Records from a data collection

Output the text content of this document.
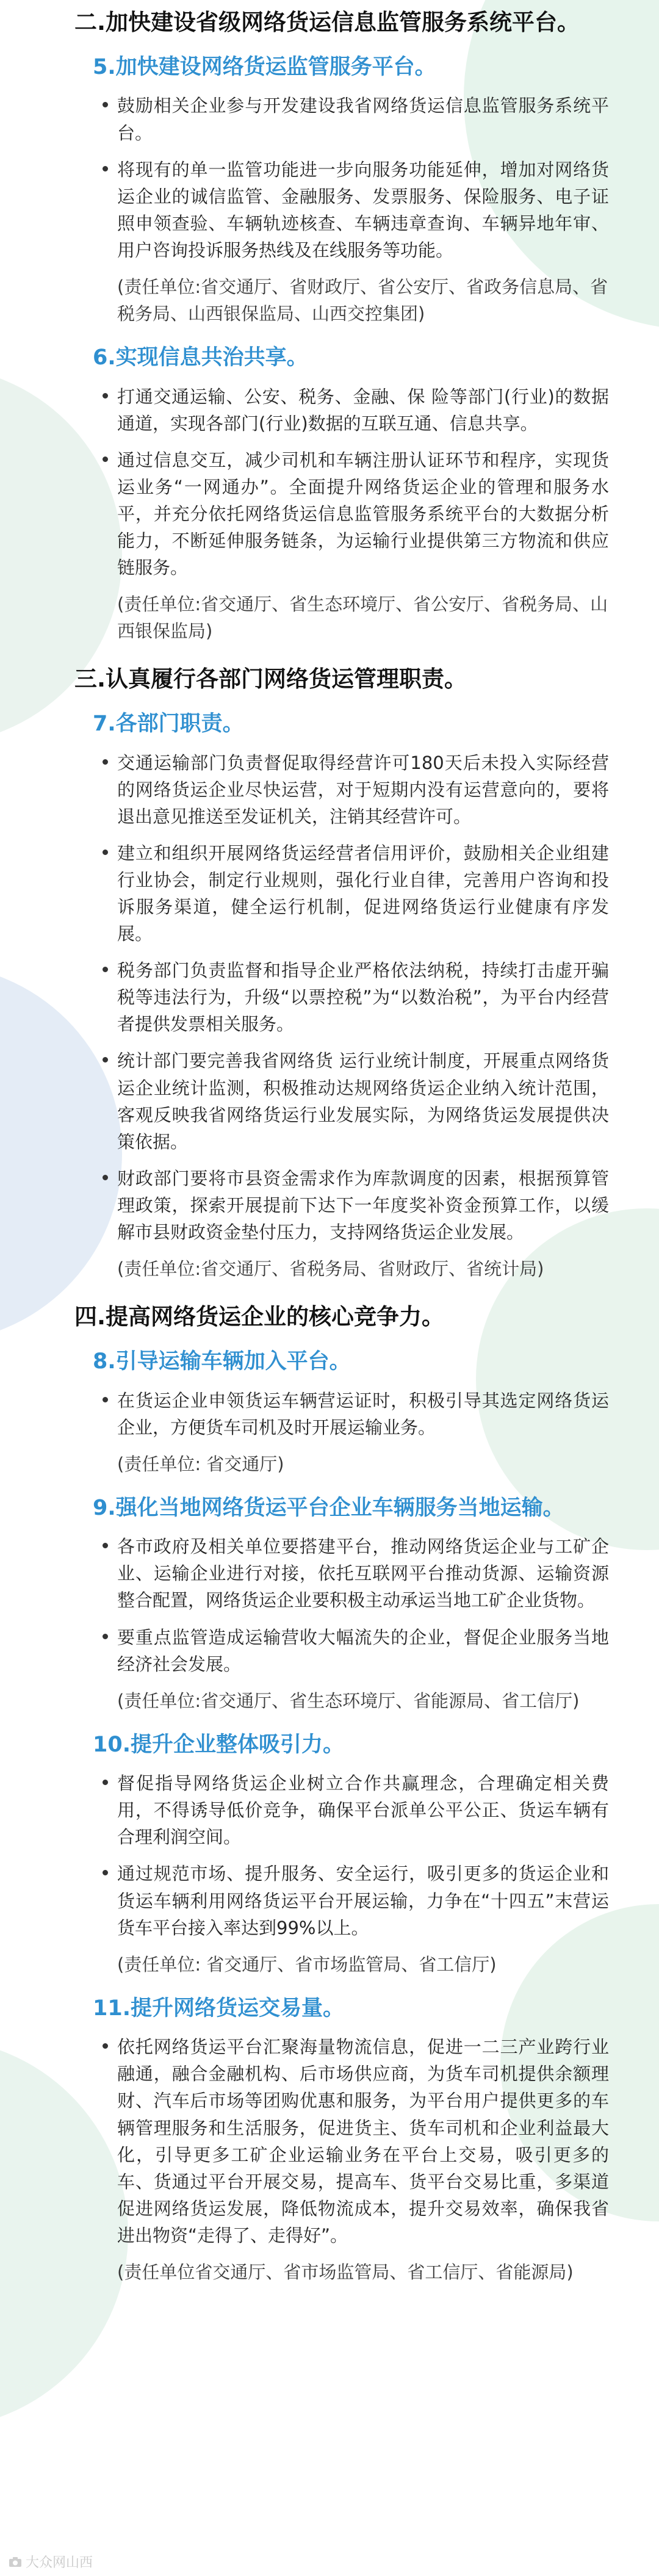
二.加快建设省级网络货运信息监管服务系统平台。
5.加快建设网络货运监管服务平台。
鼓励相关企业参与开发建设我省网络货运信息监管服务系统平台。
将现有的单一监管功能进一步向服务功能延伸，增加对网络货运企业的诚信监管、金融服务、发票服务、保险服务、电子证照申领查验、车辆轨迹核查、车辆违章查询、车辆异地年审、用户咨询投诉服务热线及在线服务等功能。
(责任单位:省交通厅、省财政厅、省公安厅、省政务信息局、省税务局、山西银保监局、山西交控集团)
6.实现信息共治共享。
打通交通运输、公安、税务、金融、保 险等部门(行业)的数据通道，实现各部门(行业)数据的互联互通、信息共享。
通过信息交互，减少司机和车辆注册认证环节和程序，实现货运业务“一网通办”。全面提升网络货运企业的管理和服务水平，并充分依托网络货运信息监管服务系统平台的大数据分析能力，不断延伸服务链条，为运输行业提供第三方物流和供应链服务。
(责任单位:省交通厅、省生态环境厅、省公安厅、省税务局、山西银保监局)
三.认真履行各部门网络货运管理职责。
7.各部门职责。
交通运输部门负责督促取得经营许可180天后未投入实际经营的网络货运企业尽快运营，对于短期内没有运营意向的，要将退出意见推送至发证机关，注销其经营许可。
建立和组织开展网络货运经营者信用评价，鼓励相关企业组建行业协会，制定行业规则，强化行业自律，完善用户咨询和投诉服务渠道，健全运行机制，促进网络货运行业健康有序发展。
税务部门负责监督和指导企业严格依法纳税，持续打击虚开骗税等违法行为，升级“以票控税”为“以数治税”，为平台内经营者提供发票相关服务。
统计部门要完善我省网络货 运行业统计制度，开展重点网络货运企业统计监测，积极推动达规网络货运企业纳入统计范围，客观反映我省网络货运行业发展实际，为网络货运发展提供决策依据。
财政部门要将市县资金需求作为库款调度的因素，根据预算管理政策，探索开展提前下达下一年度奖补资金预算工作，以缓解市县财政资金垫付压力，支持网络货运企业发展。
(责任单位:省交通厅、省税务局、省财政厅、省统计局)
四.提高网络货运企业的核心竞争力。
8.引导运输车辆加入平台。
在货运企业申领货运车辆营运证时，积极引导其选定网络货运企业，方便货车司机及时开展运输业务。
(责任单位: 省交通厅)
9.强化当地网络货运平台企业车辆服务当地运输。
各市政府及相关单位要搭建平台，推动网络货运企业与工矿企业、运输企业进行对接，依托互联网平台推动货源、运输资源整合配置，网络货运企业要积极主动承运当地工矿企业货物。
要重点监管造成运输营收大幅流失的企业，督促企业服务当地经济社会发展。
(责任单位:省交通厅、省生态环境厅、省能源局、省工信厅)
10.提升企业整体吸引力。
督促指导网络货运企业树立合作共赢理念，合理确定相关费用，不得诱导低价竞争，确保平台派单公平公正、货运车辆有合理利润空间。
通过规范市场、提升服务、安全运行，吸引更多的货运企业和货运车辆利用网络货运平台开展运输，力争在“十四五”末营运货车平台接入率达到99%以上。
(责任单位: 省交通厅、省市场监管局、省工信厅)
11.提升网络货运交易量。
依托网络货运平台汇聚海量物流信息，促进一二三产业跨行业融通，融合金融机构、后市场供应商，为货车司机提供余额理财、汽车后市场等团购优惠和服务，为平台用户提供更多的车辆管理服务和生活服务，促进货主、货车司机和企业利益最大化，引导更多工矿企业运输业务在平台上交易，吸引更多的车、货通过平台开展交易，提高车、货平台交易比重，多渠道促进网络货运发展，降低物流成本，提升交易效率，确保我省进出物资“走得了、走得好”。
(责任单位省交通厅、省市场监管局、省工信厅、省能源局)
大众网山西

# REQUIREMENT
Restate the whole listing above exactly, please, omitting every image.

# EXERCISE ANSWER
Output the text content of this document.
二.加快建设省级网络货运信息监管服务系统平台。
5.加快建设网络货运监管服务平台。
鼓励相关企业参与开发建设我省网络货运信息监管服务系统平台。
将现有的单一监管功能进一步向服务功能延伸，增加对网络货运企业的诚信监管、金融服务、发票服务、保险服务、电子证照申领查验、车辆轨迹核查、车辆违章查询、车辆异地年审、用户咨询投诉服务热线及在线服务等功能。
(责任单位:省交通厅、省财政厅、省公安厅、省政务信息局、省税务局、山西银保监局、山西交控集团)
6.实现信息共治共享。
打通交通运输、公安、税务、金融、保 险等部门(行业)的数据通道，实现各部门(行业)数据的互联互通、信息共享。
通过信息交互，减少司机和车辆注册认证环节和程序，实现货运业务“一网通办”。全面提升网络货运企业的管理和服务水平，并充分依托网络货运信息监管服务系统平台的大数据分析能力，不断延伸服务链条，为运输行业提供第三方物流和供应链服务。
(责任单位:省交通厅、省生态环境厅、省公安厅、省税务局、山西银保监局)
三.认真履行各部门网络货运管理职责。
7.各部门职责。
交通运输部门负责督促取得经营许可180天后未投入实际经营的网络货运企业尽快运营，对于短期内没有运营意向的，要将退出意见推送至发证机关，注销其经营许可。
建立和组织开展网络货运经营者信用评价，鼓励相关企业组建行业协会，制定行业规则，强化行业自律，完善用户咨询和投诉服务渠道，健全运行机制，促进网络货运行业健康有序发展。
税务部门负责监督和指导企业严格依法纳税，持续打击虚开骗税等违法行为，升级“以票控税”为“以数治税”，为平台内经营者提供发票相关服务。
统计部门要完善我省网络货 运行业统计制度，开展重点网络货运企业统计监测，积极推动达规网络货运企业纳入统计范围，客观反映我省网络货运行业发展实际，为网络货运发展提供决策依据。
财政部门要将市县资金需求作为库款调度的因素，根据预算管理政策，探索开展提前下达下一年度奖补资金预算工作，以缓解市县财政资金垫付压力，支持网络货运企业发展。
(责任单位:省交通厅、省税务局、省财政厅、省统计局)
四.提高网络货运企业的核心竞争力。
8.引导运输车辆加入平台。
在货运企业申领货运车辆营运证时，积极引导其选定网络货运企业，方便货车司机及时开展运输业务。
(责任单位: 省交通厅)
9.强化当地网络货运平台企业车辆服务当地运输。
各市政府及相关单位要搭建平台，推动网络货运企业与工矿企业、运输企业进行对接，依托互联网平台推动货源、运输资源整合配置，网络货运企业要积极主动承运当地工矿企业货物。
要重点监管造成运输营收大幅流失的企业，督促企业服务当地经济社会发展。
(责任单位:省交通厅、省生态环境厅、省能源局、省工信厅)
10.提升企业整体吸引力。
督促指导网络货运企业树立合作共赢理念，合理确定相关费用，不得诱导低价竞争，确保平台派单公平公正、货运车辆有合理利润空间。
通过规范市场、提升服务、安全运行，吸引更多的货运企业和货运车辆利用网络货运平台开展运输，力争在“十四五”末营运货车平台接入率达到99%以上。
(责任单位: 省交通厅、省市场监管局、省工信厅)
11.提升网络货运交易量。
依托网络货运平台汇聚海量物流信息，促进一二三产业跨行业融通，融合金融机构、后市场供应商，为货车司机提供余额理财、汽车后市场等团购优惠和服务，为平台用户提供更多的车辆管理服务和生活服务，促进货主、货车司机和企业利益最大化，引导更多工矿企业运输业务在平台上交易，吸引更多的车、货通过平台开展交易，提高车、货平台交易比重，多渠道促进网络货运发展，降低物流成本，提升交易效率，确保我省进出物资“走得了、走得好”。
(责任单位省交通厅、省市场监管局、省工信厅、省能源局)
大众网山西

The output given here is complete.